▶ [ENTRIES SHOWN]:

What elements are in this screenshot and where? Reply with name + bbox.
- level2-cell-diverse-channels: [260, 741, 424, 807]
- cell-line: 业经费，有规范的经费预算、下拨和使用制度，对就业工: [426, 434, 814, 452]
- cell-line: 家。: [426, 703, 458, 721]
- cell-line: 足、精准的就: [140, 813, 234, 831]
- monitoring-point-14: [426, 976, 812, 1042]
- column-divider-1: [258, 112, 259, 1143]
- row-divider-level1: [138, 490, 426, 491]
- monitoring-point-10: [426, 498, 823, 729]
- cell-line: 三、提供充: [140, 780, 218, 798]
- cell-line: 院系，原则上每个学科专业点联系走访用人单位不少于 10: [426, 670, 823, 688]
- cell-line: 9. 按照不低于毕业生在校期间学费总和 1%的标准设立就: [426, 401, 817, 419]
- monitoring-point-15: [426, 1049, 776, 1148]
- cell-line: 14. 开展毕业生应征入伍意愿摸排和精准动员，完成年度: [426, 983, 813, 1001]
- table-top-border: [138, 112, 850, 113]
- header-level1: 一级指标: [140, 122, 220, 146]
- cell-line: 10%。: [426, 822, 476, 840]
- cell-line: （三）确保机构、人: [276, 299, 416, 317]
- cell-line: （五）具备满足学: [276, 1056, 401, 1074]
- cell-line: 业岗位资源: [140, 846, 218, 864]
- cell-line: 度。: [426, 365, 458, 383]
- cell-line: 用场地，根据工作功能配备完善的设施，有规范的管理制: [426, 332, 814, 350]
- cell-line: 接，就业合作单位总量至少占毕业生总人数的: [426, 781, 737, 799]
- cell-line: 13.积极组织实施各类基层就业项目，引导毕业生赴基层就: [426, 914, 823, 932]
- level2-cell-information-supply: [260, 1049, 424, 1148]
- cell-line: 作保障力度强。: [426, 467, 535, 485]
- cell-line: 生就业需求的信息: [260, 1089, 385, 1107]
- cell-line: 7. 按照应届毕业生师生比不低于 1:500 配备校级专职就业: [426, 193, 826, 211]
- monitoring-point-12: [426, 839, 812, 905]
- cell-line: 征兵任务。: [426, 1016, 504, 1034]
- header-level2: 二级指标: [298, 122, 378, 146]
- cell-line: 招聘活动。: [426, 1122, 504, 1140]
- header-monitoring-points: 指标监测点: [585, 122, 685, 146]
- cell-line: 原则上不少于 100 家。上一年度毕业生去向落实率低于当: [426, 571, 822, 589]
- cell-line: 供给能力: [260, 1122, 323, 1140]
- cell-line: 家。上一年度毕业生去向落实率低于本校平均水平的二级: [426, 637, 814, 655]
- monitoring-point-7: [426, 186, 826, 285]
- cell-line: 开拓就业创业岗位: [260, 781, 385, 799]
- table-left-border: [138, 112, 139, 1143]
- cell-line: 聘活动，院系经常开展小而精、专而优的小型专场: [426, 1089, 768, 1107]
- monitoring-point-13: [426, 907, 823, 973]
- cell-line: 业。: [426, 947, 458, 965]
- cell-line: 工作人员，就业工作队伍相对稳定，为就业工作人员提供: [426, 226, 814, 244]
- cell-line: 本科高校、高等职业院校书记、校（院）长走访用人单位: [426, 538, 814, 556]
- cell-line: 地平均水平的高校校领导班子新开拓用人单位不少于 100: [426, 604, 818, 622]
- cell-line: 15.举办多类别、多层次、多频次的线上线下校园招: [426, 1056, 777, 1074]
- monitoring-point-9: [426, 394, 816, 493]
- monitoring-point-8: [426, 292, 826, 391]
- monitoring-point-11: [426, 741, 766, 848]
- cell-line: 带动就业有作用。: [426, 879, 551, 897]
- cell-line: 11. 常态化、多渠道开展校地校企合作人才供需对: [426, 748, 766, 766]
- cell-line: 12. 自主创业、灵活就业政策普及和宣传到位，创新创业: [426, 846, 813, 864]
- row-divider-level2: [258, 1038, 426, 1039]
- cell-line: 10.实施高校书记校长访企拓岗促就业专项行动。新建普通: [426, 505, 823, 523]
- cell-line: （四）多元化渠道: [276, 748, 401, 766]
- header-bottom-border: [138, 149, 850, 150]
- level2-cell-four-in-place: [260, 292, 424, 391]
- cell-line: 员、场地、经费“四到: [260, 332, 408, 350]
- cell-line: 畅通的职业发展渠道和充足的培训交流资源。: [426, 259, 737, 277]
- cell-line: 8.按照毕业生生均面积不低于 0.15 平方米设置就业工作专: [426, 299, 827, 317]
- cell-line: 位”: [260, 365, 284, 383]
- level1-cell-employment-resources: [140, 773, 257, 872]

▶ [STATED PROBLEM]: Copy all of the lines above, from the first to the last, keeping every character, number, and bracket unchanged.

▶ [RESPONSE FOR THIS EXERCISE]:
What elements are in this screenshot and where? Reply with name + bbox.
- level2-cell-diverse-channels: [260, 741, 424, 807]
- cell-line: 业经费，有规范的经费预算、下拨和使用制度，对就业工: [426, 434, 814, 452]
- cell-line: 家。: [426, 703, 458, 721]
- cell-line: 足、精准的就: [140, 813, 234, 831]
- monitoring-point-14: [426, 976, 812, 1042]
- column-divider-1: [258, 112, 259, 1143]
- row-divider-level1: [138, 490, 426, 491]
- monitoring-point-10: [426, 498, 823, 729]
- cell-line: 三、提供充: [140, 780, 218, 798]
- cell-line: 院系，原则上每个学科专业点联系走访用人单位不少于 10: [426, 670, 823, 688]
- cell-line: 9. 按照不低于毕业生在校期间学费总和 1%的标准设立就: [426, 401, 817, 419]
- monitoring-point-15: [426, 1049, 776, 1148]
- cell-line: 14. 开展毕业生应征入伍意愿摸排和精准动员，完成年度: [426, 983, 813, 1001]
- table-top-border: [138, 112, 850, 113]
- header-level1: 一级指标: [140, 122, 220, 146]
- cell-line: 10%。: [426, 822, 476, 840]
- cell-line: （三）确保机构、人: [276, 299, 416, 317]
- cell-line: （五）具备满足学: [276, 1056, 401, 1074]
- cell-line: 业岗位资源: [140, 846, 218, 864]
- cell-line: 度。: [426, 365, 458, 383]
- cell-line: 用场地，根据工作功能配备完善的设施，有规范的管理制: [426, 332, 814, 350]
- cell-line: 接，就业合作单位总量至少占毕业生总人数的: [426, 781, 737, 799]
- cell-line: 13.积极组织实施各类基层就业项目，引导毕业生赴基层就: [426, 914, 823, 932]
- level2-cell-information-supply: [260, 1049, 424, 1148]
- cell-line: 作保障力度强。: [426, 467, 535, 485]
- cell-line: 生就业需求的信息: [260, 1089, 385, 1107]
- cell-line: 7. 按照应届毕业生师生比不低于 1:500 配备校级专职就业: [426, 193, 826, 211]
- monitoring-point-12: [426, 839, 812, 905]
- cell-line: 征兵任务。: [426, 1016, 504, 1034]
- header-level2: 二级指标: [298, 122, 378, 146]
- cell-line: 招聘活动。: [426, 1122, 504, 1140]
- header-monitoring-points: 指标监测点: [585, 122, 685, 146]
- cell-line: 原则上不少于 100 家。上一年度毕业生去向落实率低于当: [426, 571, 822, 589]
- cell-line: 供给能力: [260, 1122, 323, 1140]
- cell-line: 家。上一年度毕业生去向落实率低于本校平均水平的二级: [426, 637, 814, 655]
- monitoring-point-7: [426, 186, 826, 285]
- cell-line: 开拓就业创业岗位: [260, 781, 385, 799]
- table-left-border: [138, 112, 139, 1143]
- cell-line: 聘活动，院系经常开展小而精、专而优的小型专场: [426, 1089, 768, 1107]
- monitoring-point-13: [426, 907, 823, 973]
- cell-line: 业。: [426, 947, 458, 965]
- cell-line: 工作人员，就业工作队伍相对稳定，为就业工作人员提供: [426, 226, 814, 244]
- cell-line: 本科高校、高等职业院校书记、校（院）长走访用人单位: [426, 538, 814, 556]
- cell-line: 地平均水平的高校校领导班子新开拓用人单位不少于 100: [426, 604, 818, 622]
- cell-line: 15.举办多类别、多层次、多频次的线上线下校园招: [426, 1056, 777, 1074]
- monitoring-point-9: [426, 394, 816, 493]
- monitoring-point-8: [426, 292, 826, 391]
- monitoring-point-11: [426, 741, 766, 848]
- cell-line: 带动就业有作用。: [426, 879, 551, 897]
- cell-line: 11. 常态化、多渠道开展校地校企合作人才供需对: [426, 748, 766, 766]
- cell-line: 12. 自主创业、灵活就业政策普及和宣传到位，创新创业: [426, 846, 813, 864]
- row-divider-level2: [258, 1038, 426, 1039]
- cell-line: 10.实施高校书记校长访企拓岗促就业专项行动。新建普通: [426, 505, 823, 523]
- cell-line: （四）多元化渠道: [276, 748, 401, 766]
- header-bottom-border: [138, 149, 850, 150]
- level2-cell-four-in-place: [260, 292, 424, 391]
- cell-line: 员、场地、经费“四到: [260, 332, 408, 350]
- cell-line: 畅通的职业发展渠道和充足的培训交流资源。: [426, 259, 737, 277]
- cell-line: 8.按照毕业生生均面积不低于 0.15 平方米设置就业工作专: [426, 299, 827, 317]
- cell-line: 位”: [260, 365, 284, 383]
- level1-cell-employment-resources: [140, 773, 257, 872]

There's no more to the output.